Lines of data
-------------------------
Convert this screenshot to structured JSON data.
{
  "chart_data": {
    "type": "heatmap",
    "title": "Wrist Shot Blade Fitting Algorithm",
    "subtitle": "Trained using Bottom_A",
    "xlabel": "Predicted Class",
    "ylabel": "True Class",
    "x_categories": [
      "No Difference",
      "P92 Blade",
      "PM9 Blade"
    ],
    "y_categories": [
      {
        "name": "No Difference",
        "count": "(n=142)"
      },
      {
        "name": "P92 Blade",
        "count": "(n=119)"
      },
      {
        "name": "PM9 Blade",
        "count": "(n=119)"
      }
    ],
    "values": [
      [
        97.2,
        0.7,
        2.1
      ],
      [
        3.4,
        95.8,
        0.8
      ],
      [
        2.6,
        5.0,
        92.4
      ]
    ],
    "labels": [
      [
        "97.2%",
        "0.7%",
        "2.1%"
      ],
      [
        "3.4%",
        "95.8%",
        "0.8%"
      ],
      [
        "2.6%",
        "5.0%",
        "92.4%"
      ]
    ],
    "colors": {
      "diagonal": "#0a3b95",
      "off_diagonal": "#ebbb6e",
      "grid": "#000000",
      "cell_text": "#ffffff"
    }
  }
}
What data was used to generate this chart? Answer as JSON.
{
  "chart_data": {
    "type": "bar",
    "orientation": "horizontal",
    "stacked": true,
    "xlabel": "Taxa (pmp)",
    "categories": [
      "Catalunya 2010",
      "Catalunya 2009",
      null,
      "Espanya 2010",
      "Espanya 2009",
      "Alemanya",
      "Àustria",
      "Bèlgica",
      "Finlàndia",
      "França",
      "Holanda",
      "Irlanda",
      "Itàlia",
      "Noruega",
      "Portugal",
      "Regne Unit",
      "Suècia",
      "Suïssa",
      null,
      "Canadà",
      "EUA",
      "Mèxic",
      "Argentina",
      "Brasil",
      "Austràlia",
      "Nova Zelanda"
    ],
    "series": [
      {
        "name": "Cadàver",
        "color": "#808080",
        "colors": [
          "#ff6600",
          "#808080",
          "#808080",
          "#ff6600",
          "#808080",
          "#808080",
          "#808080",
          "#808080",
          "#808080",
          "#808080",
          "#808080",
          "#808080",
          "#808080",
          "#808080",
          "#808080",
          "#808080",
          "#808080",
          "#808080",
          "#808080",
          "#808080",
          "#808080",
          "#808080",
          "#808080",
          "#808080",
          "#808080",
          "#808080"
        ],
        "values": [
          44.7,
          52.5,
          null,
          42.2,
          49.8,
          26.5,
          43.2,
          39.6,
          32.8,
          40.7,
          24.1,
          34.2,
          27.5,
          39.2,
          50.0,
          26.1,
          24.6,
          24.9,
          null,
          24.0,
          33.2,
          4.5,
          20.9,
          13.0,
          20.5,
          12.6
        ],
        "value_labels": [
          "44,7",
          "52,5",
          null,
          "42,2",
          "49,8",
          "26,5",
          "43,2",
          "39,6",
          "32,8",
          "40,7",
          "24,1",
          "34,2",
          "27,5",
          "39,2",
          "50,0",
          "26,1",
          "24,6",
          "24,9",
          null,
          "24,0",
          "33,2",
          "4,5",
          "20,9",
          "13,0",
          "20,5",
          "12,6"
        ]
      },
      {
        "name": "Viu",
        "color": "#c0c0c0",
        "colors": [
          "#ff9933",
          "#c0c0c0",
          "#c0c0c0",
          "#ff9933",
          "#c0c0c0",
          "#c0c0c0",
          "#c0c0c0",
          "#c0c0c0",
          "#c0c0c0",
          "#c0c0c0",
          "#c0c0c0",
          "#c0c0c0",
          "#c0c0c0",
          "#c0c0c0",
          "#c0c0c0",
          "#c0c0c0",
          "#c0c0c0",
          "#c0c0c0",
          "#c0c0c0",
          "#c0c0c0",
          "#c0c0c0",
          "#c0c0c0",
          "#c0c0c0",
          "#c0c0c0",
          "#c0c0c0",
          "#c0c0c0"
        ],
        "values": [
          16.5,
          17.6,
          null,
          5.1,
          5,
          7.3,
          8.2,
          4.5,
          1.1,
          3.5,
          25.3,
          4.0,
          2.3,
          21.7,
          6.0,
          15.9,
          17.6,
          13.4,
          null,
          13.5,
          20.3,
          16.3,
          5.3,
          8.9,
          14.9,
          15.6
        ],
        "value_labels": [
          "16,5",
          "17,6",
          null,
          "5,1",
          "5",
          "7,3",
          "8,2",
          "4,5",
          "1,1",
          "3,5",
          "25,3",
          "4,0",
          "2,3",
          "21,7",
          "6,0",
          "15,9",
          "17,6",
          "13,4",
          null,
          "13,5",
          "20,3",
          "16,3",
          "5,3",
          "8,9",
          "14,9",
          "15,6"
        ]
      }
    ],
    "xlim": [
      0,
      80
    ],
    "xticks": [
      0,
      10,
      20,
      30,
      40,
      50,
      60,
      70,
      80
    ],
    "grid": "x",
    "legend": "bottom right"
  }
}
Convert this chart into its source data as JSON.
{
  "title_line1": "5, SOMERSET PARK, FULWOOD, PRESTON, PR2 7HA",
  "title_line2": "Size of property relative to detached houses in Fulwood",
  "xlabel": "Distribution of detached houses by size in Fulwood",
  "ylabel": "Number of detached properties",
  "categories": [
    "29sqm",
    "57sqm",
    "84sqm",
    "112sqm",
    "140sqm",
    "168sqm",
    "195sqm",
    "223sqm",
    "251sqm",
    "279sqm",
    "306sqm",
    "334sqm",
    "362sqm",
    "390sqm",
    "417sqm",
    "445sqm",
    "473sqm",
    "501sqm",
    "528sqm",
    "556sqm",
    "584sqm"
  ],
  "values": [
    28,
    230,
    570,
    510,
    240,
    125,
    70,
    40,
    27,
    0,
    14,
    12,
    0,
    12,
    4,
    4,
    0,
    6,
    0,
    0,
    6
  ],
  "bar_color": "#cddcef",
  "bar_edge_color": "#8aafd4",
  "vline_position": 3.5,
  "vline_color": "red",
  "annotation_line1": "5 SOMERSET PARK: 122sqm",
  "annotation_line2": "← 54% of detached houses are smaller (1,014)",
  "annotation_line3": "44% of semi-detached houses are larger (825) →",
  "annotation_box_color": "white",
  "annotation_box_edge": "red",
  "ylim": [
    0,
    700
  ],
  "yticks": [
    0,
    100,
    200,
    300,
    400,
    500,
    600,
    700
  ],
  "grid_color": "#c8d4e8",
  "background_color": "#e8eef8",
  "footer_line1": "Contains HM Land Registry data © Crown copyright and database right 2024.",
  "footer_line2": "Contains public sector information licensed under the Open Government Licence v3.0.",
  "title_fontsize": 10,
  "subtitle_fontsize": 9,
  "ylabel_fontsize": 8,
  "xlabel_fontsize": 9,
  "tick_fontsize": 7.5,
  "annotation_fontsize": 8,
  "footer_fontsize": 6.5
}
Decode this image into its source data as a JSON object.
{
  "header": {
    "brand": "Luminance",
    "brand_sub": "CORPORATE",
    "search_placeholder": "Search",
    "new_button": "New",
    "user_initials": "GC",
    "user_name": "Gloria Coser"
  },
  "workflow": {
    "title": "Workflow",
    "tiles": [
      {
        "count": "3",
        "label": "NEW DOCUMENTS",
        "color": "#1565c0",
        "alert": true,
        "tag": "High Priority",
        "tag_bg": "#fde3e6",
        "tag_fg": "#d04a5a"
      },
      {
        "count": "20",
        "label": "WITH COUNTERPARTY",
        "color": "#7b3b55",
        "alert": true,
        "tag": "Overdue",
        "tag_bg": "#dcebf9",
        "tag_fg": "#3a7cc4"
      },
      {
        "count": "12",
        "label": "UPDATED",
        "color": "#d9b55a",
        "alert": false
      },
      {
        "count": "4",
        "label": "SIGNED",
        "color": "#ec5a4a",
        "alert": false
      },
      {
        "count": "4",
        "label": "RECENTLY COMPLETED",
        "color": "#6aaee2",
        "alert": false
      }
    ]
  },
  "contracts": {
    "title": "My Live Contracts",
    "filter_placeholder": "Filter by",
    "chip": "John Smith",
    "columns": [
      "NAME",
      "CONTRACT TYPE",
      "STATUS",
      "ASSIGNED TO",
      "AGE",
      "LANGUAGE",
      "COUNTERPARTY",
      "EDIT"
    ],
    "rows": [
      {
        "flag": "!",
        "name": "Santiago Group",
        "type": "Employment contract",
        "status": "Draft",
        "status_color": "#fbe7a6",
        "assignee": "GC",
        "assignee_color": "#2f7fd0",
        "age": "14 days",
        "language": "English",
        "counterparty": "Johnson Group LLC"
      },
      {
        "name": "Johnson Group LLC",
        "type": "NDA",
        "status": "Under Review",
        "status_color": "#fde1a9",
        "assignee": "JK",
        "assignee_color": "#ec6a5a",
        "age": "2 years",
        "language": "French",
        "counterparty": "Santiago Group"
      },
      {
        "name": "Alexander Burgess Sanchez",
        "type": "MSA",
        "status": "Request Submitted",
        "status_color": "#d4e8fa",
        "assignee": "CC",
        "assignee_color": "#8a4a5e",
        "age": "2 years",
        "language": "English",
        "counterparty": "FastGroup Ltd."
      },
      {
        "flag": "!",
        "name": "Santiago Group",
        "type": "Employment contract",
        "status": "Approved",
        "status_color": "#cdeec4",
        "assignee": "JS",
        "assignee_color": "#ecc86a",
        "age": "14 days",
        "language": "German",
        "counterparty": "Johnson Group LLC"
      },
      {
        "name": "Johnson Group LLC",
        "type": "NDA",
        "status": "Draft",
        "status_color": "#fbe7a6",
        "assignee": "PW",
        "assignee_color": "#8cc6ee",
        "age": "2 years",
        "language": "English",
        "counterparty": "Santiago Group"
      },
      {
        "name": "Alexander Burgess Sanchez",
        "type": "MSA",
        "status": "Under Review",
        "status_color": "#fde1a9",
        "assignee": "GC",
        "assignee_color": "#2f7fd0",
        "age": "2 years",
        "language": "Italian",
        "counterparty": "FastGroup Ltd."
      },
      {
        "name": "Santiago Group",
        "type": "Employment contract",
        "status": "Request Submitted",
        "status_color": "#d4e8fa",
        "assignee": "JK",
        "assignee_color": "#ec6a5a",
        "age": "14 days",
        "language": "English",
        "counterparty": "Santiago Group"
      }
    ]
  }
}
-------------------------
## TASK BRIEF:
Write down every line of the data above that includes the string "JSON".

## FULL OUTPUT:
Convert this screenshot to structured JSON data.
What data was used to generate this chart? Answer as JSON.
Convert this chart into its source data as JSON.
Decode this image into its source data as a JSON object.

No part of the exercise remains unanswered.